Problem to work on
Copy every line of the data exactly, leaving nothing out.

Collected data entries
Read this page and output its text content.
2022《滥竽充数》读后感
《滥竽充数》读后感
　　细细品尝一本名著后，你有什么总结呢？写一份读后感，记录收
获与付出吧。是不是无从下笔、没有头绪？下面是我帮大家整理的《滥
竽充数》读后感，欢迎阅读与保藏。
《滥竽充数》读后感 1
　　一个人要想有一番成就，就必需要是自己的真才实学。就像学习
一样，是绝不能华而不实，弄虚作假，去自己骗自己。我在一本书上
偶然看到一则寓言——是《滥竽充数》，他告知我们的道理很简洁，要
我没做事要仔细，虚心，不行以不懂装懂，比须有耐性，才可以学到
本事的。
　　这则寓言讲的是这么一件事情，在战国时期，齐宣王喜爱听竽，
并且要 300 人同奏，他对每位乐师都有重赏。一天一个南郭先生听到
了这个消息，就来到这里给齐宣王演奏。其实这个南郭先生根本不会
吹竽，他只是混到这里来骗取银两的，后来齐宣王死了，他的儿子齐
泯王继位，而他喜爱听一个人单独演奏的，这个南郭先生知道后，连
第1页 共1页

Written solution
Read this page and output its text content.
2022《滥竽充数》读后感
《滥竽充数》读后感
　　细细品尝一本名著后，你有什么总结呢？写一份读后感，记录收
获与付出吧。是不是无从下笔、没有头绪？下面是我帮大家整理的《滥
竽充数》读后感，欢迎阅读与保藏。
《滥竽充数》读后感 1
　　一个人要想有一番成就，就必需要是自己的真才实学。就像学习
一样，是绝不能华而不实，弄虚作假，去自己骗自己。我在一本书上
偶然看到一则寓言——是《滥竽充数》，他告知我们的道理很简洁，要
我没做事要仔细，虚心，不行以不懂装懂，比须有耐性，才可以学到
本事的。
　　这则寓言讲的是这么一件事情，在战国时期，齐宣王喜爱听竽，
并且要 300 人同奏，他对每位乐师都有重赏。一天一个南郭先生听到
了这个消息，就来到这里给齐宣王演奏。其实这个南郭先生根本不会
吹竽，他只是混到这里来骗取银两的，后来齐宣王死了，他的儿子齐
泯王继位，而他喜爱听一个人单独演奏的，这个南郭先生知道后，连
第1页 共1页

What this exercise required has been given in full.